* _Dataset extract_:
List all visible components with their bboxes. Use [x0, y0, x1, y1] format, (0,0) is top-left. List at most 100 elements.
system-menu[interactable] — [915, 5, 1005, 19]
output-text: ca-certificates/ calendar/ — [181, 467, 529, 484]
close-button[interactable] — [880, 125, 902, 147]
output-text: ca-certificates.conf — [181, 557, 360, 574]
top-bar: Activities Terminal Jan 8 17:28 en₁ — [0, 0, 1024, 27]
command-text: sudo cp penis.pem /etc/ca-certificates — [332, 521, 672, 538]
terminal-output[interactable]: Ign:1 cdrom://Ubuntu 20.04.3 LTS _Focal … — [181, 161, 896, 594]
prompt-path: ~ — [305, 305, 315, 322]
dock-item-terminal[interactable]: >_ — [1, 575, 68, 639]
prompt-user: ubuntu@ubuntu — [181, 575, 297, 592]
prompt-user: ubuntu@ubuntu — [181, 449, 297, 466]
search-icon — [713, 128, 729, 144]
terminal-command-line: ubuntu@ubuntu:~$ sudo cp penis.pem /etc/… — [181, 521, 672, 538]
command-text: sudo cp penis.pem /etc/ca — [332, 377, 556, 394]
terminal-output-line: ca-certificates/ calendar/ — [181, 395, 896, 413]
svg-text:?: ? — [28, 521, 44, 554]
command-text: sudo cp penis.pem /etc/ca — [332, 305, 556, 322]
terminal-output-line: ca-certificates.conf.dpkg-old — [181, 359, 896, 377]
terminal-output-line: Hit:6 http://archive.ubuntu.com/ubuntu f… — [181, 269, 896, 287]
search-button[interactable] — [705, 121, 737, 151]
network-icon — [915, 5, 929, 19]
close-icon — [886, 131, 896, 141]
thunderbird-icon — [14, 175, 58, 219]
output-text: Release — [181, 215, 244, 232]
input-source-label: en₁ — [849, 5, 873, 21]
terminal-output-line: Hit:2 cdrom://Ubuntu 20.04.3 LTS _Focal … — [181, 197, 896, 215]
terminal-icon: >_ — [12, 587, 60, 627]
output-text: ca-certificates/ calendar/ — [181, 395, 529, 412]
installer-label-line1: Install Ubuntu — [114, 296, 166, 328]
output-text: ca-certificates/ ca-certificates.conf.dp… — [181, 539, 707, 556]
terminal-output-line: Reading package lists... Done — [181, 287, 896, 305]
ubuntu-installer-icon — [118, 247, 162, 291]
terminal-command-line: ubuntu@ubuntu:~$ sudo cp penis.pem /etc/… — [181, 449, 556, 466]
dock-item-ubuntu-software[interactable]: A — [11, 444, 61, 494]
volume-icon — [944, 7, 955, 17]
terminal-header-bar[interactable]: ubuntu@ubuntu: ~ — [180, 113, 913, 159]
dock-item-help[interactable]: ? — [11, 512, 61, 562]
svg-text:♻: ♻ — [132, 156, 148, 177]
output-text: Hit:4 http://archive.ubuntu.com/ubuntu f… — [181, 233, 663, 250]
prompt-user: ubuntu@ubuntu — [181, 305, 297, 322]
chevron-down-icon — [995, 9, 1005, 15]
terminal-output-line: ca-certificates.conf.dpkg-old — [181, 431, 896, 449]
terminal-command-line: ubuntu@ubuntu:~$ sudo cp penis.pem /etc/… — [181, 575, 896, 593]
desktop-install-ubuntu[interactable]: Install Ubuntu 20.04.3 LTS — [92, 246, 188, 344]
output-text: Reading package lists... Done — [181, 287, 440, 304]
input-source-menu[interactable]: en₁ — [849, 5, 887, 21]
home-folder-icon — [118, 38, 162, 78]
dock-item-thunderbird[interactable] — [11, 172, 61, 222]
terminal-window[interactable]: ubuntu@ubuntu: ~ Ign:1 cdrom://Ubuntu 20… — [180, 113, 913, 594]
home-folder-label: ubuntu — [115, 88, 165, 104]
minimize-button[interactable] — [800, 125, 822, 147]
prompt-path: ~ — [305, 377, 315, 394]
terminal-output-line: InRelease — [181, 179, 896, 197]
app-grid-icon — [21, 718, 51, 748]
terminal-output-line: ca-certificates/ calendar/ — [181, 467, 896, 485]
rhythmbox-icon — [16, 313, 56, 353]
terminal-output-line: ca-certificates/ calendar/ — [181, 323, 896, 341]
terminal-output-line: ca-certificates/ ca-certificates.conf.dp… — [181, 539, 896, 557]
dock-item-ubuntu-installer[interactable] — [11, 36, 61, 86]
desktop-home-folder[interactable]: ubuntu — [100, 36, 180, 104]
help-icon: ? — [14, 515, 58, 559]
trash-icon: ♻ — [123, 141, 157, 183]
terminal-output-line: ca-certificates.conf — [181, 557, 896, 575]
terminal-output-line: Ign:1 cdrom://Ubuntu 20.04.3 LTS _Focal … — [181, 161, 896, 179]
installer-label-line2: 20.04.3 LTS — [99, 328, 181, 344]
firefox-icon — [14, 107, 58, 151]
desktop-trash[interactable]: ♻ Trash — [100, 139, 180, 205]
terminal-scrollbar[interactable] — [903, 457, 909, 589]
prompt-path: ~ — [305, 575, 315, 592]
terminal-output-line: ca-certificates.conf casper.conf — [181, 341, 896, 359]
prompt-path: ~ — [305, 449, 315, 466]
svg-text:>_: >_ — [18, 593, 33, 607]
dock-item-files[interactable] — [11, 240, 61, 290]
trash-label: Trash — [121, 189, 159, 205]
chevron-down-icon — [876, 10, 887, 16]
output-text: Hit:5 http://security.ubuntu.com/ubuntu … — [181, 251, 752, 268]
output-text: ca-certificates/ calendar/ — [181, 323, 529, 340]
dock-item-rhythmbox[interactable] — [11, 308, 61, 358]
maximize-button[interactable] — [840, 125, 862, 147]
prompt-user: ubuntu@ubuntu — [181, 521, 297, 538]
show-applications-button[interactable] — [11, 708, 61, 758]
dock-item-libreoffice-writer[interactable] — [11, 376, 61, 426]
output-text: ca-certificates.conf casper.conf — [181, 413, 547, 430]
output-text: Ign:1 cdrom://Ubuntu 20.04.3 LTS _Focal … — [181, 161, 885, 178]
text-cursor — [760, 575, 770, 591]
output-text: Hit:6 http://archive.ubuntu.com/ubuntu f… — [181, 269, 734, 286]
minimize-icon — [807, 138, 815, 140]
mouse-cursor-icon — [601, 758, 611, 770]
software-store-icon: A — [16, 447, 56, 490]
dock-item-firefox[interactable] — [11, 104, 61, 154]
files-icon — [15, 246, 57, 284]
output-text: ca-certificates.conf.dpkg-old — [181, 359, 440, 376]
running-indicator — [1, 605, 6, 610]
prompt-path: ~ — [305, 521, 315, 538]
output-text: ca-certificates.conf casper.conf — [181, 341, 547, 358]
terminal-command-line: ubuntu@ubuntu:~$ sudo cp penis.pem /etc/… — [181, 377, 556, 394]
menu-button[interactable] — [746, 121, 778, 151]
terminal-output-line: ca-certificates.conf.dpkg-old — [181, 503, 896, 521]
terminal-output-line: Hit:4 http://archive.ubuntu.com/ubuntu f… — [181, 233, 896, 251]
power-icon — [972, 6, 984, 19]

* * *

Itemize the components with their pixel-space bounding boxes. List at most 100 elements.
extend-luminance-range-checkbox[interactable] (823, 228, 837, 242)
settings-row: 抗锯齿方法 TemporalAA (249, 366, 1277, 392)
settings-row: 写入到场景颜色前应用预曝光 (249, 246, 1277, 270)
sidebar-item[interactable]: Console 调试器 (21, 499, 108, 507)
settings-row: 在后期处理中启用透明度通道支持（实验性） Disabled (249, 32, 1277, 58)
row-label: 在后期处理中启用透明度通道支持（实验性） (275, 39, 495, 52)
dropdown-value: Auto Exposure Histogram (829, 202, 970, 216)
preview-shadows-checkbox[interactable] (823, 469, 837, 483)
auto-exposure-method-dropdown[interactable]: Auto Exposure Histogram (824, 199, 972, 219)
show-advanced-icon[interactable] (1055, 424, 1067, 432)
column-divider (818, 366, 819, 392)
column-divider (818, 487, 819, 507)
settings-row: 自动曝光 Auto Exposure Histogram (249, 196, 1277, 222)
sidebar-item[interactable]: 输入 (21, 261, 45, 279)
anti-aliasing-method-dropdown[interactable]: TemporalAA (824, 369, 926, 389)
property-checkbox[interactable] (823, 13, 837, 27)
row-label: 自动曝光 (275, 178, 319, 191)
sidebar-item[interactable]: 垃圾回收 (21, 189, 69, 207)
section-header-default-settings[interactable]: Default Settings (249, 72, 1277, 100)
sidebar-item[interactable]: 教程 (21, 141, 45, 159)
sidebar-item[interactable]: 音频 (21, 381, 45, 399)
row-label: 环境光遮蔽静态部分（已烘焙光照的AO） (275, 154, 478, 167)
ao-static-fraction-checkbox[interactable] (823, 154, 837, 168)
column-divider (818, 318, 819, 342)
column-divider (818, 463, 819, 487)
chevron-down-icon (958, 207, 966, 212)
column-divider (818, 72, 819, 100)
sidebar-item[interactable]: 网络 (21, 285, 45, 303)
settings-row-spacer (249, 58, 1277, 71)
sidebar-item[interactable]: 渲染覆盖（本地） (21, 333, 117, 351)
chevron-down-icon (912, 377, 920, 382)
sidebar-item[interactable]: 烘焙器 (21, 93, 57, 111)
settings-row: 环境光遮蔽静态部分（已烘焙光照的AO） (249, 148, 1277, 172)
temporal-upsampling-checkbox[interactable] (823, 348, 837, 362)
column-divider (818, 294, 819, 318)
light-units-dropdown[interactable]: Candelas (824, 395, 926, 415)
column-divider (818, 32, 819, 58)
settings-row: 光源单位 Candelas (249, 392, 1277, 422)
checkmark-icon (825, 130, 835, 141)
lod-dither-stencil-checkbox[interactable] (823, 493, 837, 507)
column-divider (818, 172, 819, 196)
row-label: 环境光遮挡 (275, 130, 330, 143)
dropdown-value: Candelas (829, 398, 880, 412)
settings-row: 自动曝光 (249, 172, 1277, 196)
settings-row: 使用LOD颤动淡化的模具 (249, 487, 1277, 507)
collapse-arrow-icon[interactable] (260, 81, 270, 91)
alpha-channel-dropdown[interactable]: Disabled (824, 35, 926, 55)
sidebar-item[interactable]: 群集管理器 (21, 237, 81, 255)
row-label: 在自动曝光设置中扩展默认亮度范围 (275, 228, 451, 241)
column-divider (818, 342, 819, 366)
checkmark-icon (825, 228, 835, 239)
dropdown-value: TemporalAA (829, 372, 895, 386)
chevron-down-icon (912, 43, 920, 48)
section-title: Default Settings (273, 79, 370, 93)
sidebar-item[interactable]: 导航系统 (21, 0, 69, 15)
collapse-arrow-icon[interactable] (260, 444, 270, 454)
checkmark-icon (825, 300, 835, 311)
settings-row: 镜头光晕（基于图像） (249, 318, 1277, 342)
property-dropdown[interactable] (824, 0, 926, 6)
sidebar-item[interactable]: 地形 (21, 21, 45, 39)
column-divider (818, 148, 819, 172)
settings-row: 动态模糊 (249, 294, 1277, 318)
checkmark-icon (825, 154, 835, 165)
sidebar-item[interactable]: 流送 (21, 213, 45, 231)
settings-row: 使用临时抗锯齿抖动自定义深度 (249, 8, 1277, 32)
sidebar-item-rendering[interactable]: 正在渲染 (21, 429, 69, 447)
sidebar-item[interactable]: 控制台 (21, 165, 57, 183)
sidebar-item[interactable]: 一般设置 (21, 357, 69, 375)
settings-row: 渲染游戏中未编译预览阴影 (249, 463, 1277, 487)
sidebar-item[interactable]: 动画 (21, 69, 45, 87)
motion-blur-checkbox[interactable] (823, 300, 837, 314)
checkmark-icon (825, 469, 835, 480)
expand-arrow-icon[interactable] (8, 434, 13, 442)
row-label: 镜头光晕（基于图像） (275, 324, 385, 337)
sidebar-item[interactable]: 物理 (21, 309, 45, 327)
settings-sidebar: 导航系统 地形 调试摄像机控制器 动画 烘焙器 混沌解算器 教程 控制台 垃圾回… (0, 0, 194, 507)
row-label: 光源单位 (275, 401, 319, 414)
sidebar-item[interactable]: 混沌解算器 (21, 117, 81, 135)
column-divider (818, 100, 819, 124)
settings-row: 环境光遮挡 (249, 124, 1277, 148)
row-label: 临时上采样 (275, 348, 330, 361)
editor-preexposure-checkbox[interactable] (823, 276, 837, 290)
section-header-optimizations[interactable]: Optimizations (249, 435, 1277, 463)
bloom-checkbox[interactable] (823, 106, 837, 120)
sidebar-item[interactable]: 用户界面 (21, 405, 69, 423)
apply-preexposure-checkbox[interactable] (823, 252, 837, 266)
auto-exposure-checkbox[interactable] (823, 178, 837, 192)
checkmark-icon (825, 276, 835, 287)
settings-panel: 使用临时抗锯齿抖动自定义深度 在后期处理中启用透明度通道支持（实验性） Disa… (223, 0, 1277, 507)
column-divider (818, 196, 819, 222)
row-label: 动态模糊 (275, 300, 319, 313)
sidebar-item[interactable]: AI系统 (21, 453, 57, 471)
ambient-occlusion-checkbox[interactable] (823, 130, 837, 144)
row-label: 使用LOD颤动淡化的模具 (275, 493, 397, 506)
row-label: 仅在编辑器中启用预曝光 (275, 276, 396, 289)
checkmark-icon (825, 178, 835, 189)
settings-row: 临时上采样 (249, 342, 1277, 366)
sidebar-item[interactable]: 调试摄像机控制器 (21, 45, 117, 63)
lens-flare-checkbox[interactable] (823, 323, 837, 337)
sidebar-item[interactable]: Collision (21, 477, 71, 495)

--

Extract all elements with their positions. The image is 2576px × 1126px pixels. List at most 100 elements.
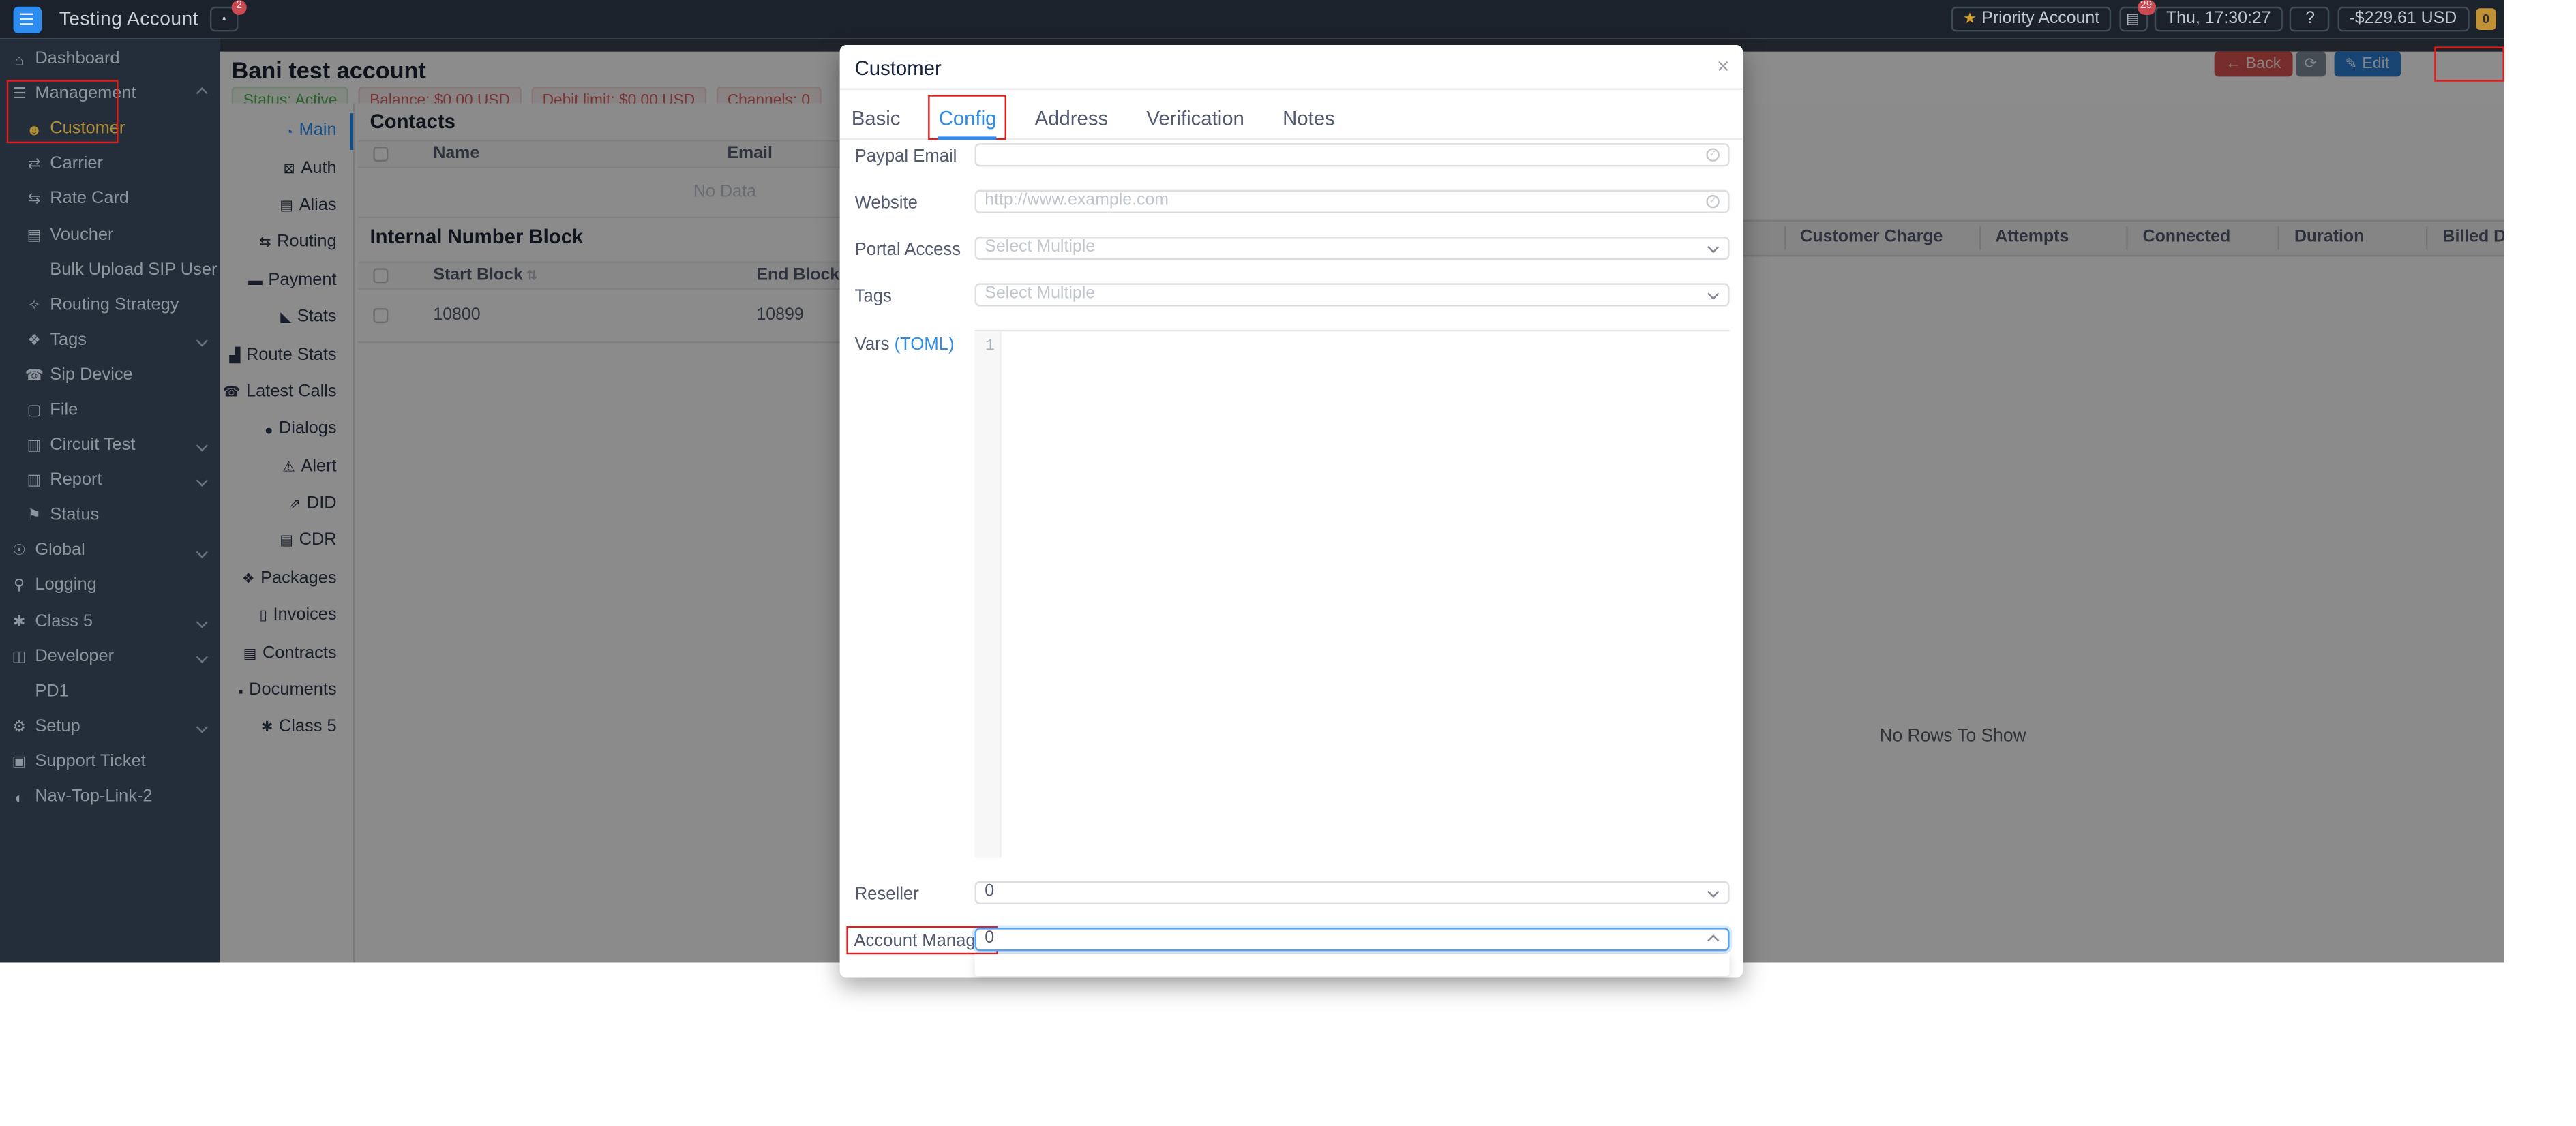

* _Problem statement_:
Copy out, in full, each line of the material above that contains the string "在后期处理中启用透明度通道支持".

* _Task result_:
settings-row: 在后期处理中启用透明度通道支持（实验性） Disabled (249, 32, 1277, 58)
row-label: 在后期处理中启用透明度通道支持（实验性） (275, 39, 495, 52)
settings-panel: 使用临时抗锯齿抖动自定义深度 在后期处理中启用透明度通道支持（实验性） Disa… (223, 0, 1277, 507)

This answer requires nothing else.